### SHORT PROBLEM A:
List the three people named in the book review other than the artist whose life it summarizes.

-- start of SELECTED EXCERPT --

Although I wasn’t quite there at the beginning, I’ve been reading the European novellas offered by Peirene Press for a good while now, and there was only one which I hadn’t managed to get to. Why? Well, I’ve tried to read the ones written in French and German in the original language, and one of the more recent publications was actually fairly tricky to find (on my limited budget, anyway…). Luckily for me, Meike Ziervogel was kind enough to send me a spare copy she had, enabling me to complete my Peirene reading. But did I actually like it? Let’s find out…
Richard Weihe’s Meer der Tusche (Sea of Ink, Peirene version translated by Jamie Bulloch) is a summary of the life of famous 17th-century Chinese artist and calligrapher, Bada Shanren. He is born into the royal line as Zhu Da, a prince destined for a life of regal duties and pleasant distractions; that is, until the ruling dynasty is overthrown by the Manchus, forcing him to flee for the mountains.
Seeking refuge in a monastery, he learns about art and life, and decides to devote his days to religion and painting. After initially being taught by the head of the temple he sought refuge at, Bada Shanren moves on, becoming the spiritual leader of his own temple, and a renowned artist in his own right. Later in life, he is compelled to undergo exams for the ruling dynasty, and is admitted to the rank of ‘Sea of Ink’, the highest honour for an artist under the regime. However, this is not enough for a man like Bada Shanren – he wants nothing less than to create the perfect painting…
Sea of Ink runs to little more than 100 pages, divided into 50 short chapters, and it follows the artist throughout his life, from birth to death (it definitely deserves the designation of small epic). The start of the book concentrates on the historical events of the period, in particular the change of regime, a bloody, violent seizing of power. Later though, historical events take a back seat, and it is the artist’s gradual development which becomes the focus of the story.

-- end of SELECTED EXCERPT --
-- start of DATA RECORDS --

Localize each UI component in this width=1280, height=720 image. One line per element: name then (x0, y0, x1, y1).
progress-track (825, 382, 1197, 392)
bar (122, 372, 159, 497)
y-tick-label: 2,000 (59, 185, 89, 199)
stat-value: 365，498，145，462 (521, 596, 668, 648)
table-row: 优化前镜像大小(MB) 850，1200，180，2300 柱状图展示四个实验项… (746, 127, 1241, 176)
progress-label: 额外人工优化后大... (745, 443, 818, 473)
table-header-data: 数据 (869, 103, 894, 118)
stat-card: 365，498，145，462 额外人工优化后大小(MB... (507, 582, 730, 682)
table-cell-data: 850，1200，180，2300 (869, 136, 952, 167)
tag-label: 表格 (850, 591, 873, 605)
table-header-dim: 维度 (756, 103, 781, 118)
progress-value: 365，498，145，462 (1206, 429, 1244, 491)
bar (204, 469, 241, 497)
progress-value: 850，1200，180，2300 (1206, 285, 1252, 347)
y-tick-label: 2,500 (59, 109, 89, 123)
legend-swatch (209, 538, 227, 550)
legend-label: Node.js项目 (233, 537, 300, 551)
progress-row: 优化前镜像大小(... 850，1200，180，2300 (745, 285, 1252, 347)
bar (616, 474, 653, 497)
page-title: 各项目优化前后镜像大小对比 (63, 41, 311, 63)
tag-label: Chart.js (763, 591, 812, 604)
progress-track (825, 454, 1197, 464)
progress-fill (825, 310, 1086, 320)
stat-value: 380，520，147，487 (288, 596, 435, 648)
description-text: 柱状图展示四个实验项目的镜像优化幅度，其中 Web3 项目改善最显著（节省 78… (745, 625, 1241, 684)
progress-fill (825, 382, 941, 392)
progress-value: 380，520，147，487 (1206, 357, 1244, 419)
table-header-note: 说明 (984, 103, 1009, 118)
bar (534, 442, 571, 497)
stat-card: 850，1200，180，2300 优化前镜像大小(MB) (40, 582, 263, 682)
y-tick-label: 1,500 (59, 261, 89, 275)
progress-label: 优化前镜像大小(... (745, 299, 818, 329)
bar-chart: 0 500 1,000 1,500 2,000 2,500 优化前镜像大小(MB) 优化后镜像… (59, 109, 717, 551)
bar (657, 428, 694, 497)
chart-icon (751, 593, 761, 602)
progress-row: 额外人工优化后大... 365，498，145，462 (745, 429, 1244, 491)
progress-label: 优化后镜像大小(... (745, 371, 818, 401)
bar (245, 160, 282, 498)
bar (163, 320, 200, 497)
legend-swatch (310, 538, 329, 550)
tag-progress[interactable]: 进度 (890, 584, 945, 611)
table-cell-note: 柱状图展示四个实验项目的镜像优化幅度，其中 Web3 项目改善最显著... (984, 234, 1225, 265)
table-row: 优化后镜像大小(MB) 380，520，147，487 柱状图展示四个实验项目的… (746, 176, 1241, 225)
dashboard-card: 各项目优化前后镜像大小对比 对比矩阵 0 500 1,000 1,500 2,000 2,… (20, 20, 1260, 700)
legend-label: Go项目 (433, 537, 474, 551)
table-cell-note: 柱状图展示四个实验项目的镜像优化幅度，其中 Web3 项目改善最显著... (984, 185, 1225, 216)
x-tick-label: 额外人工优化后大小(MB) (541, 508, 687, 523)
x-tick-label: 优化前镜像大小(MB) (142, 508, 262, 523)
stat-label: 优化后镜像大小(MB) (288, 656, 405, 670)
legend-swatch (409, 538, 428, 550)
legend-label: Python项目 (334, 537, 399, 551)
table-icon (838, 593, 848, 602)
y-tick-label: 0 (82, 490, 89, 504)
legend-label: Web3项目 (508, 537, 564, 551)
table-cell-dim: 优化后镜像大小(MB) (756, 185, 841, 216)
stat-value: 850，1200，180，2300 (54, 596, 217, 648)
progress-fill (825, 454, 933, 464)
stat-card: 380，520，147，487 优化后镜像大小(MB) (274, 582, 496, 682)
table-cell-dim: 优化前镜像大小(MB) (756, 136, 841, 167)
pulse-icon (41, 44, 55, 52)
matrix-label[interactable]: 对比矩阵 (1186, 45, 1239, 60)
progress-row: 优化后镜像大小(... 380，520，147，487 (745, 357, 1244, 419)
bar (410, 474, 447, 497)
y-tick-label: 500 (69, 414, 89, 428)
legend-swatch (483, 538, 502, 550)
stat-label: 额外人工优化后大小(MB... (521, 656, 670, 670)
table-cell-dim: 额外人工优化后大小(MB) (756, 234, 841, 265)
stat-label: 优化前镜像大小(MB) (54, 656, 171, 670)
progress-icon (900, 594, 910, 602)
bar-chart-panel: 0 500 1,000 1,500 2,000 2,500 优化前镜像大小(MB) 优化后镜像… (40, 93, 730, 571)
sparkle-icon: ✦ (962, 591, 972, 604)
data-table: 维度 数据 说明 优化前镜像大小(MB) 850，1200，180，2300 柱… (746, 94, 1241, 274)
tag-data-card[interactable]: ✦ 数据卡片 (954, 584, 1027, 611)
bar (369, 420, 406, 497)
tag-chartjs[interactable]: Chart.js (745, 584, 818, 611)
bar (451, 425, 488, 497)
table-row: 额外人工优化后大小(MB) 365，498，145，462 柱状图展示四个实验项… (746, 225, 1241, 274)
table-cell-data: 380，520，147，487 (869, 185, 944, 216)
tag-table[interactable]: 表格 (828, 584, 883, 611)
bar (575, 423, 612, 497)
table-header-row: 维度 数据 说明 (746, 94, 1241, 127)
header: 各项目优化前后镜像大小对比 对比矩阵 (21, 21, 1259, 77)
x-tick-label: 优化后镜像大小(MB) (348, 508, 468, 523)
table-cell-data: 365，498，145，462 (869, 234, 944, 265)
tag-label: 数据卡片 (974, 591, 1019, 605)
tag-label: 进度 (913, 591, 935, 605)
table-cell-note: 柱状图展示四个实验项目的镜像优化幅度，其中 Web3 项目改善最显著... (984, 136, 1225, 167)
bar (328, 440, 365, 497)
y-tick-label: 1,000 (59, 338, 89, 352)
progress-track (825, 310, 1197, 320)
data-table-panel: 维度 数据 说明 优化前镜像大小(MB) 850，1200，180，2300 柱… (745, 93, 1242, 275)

-- end of DATA RECORDS --

### SHORT PROBLEM B:
Rewrite the rows starting at the first row and ending at the row containing "y-tick-label: 2,500 (59, 109, 89, 123)", substituting "progress-amount" for every "progress-value" and leaving everything else unchanged.

### REPLY A:
Meike Ziervogel
Richard Weihe
Jamie Bulloch

### REPLY B:
Localize each UI component in this width=1280, height=720 image. One line per element: name then (x0, y0, x1, y1).
progress-track (825, 382, 1197, 392)
bar (122, 372, 159, 497)
y-tick-label: 2,000 (59, 185, 89, 199)
stat-value: 365，498，145，462 (521, 596, 668, 648)
table-row: 优化前镜像大小(MB) 850，1200，180，2300 柱状图展示四个实验项… (746, 127, 1241, 176)
progress-label: 额外人工优化后大... (745, 443, 818, 473)
table-header-data: 数据 (869, 103, 894, 118)
stat-card: 365，498，145，462 额外人工优化后大小(MB... (507, 582, 730, 682)
table-cell-data: 850，1200，180，2300 (869, 136, 952, 167)
tag-label: 表格 (850, 591, 873, 605)
table-header-dim: 维度 (756, 103, 781, 118)
progress-amount: 365，498，145，462 (1206, 429, 1244, 491)
bar (204, 469, 241, 497)
progress-amount: 850，1200，180，2300 (1206, 285, 1252, 347)
y-tick-label: 2,500 (59, 109, 89, 123)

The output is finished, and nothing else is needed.